THE EXERCISE: With the images removed, repeat the data below exactly.

Figure data in JSON:
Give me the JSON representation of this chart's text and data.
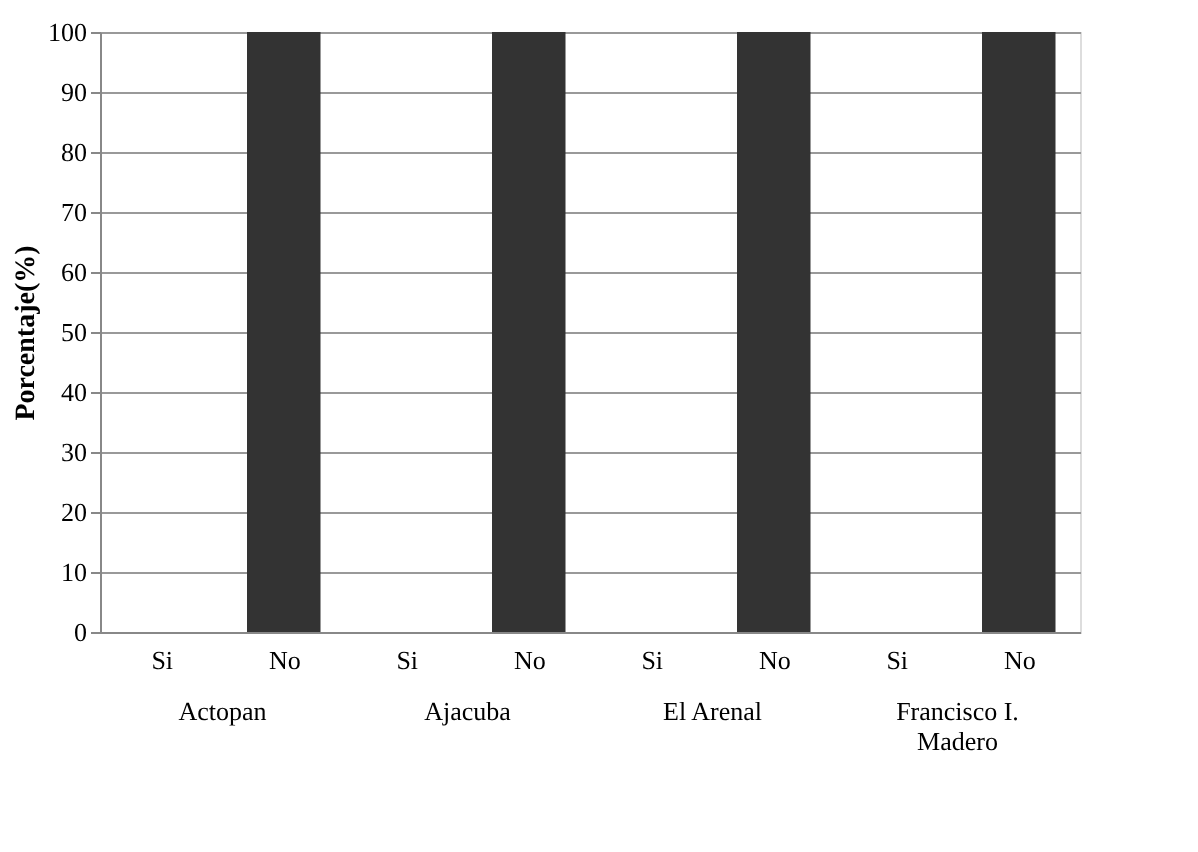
{
  "chart_data": {
    "type": "bar",
    "categories": [
      "Si",
      "No",
      "Si",
      "No",
      "Si",
      "No",
      "Si",
      "No"
    ],
    "values": [
      0,
      100,
      0,
      100,
      0,
      100,
      0,
      100
    ],
    "color": "#333333",
    "ylabel": "Porcentaje(%)",
    "ylim": [
      0,
      100
    ],
    "yticks": [
      0,
      10,
      20,
      30,
      40,
      50,
      60,
      70,
      80,
      90,
      100
    ],
    "grid": "y",
    "annotations": [
      "Actopan",
      "Ajacuba",
      "El Arenal",
      "Francisco I. Madero"
    ]
  }
}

REPLY:
Give me the JSON representation of this chart's text and data.
{
  "chart_data": {
    "type": "bar",
    "categories": [
      "Si",
      "No",
      "Si",
      "No",
      "Si",
      "No",
      "Si",
      "No"
    ],
    "values": [
      0,
      100,
      0,
      100,
      0,
      100,
      0,
      100
    ],
    "color": "#333333",
    "ylabel": "Porcentaje(%)",
    "ylim": [
      0,
      100
    ],
    "yticks": [
      0,
      10,
      20,
      30,
      40,
      50,
      60,
      70,
      80,
      90,
      100
    ],
    "grid": "y",
    "annotations": [
      "Actopan",
      "Ajacuba",
      "El Arenal",
      "Francisco I. Madero"
    ]
  }
}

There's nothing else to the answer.